• _BRIEF_:
Using the diabetes eye-care guideline excerpt, explain how to read a grade displayed as B/A.

• _PASSAGE PROVIDED_:
Definitions for the strength of evidence (A–D) and strength of recommendations (A–D) are presented at the end of the "Major Recommendations" field.
Note: Grades are displayed with the evidence strength listed first, followed by the strength of the clinical recommendation. A statement with a strength of evidence of "B" and a clinical recommendation of "A" is shown as B/A.
Diagnosis of Ocular Complications of Diabetes Mellitus
Individuals with Undiagnosed Diabetes Mellitus
The ocular examination of an individual suspected of having undiagnosed diabetes should include all aspects of a comprehensive eye examination* with supplemental testing, as noted in the original guideline document.
*Refer to the Optometric Clinical Practice Guideline for Comprehensive Adult Eye and Vision Examination .
Persons without a diagnosis of diabetes who present with signs suggestive of diabetes during the initial examination should be referred to their primary care physician for evaluation, or an A1C test or fasting blood glucose analysis may be ordered.

• _DATASET EXTRACT_:

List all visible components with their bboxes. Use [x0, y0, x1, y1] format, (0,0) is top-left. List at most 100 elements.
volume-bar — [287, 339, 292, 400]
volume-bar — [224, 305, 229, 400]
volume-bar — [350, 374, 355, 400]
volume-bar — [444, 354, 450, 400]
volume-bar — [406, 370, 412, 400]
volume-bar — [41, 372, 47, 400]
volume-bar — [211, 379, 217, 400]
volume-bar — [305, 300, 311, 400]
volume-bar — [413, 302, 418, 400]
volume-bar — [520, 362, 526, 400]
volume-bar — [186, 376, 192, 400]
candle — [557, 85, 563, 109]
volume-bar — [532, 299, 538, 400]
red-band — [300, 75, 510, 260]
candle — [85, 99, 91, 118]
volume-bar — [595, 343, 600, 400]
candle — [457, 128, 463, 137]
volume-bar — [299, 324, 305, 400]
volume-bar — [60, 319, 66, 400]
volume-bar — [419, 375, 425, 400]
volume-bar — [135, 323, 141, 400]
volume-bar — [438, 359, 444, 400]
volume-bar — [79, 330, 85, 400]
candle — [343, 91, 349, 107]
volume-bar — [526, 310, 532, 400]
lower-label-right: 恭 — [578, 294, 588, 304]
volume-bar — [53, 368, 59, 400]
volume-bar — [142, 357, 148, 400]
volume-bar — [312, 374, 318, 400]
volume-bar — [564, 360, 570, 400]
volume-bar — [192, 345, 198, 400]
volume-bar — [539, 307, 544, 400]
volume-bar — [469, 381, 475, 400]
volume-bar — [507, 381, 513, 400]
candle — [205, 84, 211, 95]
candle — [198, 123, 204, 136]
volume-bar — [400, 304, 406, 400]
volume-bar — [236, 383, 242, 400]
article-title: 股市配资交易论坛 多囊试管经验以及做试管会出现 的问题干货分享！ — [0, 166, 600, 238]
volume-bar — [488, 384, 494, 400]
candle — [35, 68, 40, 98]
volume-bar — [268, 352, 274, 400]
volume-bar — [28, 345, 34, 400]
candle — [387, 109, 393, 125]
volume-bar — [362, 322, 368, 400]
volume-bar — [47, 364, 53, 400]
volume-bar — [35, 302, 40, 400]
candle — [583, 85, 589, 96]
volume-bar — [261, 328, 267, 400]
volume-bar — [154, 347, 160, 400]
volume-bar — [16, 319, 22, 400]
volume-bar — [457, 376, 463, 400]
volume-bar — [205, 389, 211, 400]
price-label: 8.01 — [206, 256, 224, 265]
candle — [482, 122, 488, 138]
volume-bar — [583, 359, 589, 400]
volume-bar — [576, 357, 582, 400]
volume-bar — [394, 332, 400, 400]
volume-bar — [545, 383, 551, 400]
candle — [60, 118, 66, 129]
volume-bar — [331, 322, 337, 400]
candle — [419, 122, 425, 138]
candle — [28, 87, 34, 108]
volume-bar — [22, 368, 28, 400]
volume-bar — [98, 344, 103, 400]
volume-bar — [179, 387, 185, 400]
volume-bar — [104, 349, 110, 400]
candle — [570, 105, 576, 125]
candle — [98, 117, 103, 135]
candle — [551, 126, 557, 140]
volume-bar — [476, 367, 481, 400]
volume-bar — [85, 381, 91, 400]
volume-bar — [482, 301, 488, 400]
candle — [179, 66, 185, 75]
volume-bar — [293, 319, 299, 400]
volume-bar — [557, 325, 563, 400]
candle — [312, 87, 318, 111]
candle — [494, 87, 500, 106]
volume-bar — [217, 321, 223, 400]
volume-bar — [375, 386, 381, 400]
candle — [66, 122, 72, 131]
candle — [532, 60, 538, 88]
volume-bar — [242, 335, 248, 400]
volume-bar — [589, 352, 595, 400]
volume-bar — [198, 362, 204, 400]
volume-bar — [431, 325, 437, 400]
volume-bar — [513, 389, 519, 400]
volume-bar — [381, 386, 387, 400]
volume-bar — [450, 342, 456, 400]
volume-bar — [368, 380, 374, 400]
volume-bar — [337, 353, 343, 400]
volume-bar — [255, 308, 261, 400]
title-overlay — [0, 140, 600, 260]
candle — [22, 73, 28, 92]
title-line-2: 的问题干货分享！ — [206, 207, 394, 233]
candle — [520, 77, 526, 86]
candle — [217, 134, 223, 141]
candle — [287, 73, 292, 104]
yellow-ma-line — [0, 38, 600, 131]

• _RESULT OF THE TASK_:
The first letter gives the strength of evidence and the second gives the strength of the clinical recommendation. A grade of B/A therefore means a strength of evidence of "B" and a clinical recommendation of "A."